## Direction
Extract all lines from the data beneath that include the word "JSON".

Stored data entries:
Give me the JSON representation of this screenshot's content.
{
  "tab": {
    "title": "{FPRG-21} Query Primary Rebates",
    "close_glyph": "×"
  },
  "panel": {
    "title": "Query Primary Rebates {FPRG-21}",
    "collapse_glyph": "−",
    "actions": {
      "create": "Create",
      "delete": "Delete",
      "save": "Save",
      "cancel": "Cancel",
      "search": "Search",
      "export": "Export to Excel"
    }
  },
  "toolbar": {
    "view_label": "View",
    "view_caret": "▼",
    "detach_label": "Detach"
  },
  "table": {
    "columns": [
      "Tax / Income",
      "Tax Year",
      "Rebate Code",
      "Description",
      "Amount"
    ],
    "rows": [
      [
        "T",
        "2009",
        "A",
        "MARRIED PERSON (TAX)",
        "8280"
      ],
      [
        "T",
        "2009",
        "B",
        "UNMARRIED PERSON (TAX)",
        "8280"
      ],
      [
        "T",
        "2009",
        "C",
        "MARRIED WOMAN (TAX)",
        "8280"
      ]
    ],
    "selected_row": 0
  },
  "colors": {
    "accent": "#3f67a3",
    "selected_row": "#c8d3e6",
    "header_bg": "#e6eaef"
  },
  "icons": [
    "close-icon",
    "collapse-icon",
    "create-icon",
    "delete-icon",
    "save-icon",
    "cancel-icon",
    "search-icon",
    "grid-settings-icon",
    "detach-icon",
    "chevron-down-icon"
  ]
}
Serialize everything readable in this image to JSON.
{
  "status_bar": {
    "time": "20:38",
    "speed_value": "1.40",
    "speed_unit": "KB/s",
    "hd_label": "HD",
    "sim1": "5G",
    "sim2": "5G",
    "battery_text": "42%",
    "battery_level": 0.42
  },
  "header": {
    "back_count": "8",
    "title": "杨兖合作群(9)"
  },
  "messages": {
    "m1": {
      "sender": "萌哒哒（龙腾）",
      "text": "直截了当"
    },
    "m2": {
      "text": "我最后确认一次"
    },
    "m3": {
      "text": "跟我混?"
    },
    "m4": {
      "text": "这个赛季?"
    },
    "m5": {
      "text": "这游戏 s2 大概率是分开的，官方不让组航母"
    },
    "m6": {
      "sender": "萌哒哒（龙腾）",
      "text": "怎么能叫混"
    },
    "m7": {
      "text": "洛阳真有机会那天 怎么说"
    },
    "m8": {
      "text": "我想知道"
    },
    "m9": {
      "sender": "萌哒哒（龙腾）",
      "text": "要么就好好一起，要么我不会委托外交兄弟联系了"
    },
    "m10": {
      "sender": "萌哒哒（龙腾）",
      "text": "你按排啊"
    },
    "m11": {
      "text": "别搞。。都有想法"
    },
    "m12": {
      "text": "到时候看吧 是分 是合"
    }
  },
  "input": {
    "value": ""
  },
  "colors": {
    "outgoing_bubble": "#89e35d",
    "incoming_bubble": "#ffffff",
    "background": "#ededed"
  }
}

## Answer to this problem
Give me the JSON representation of this screenshot's content.
Serialize everything readable in this image to JSON.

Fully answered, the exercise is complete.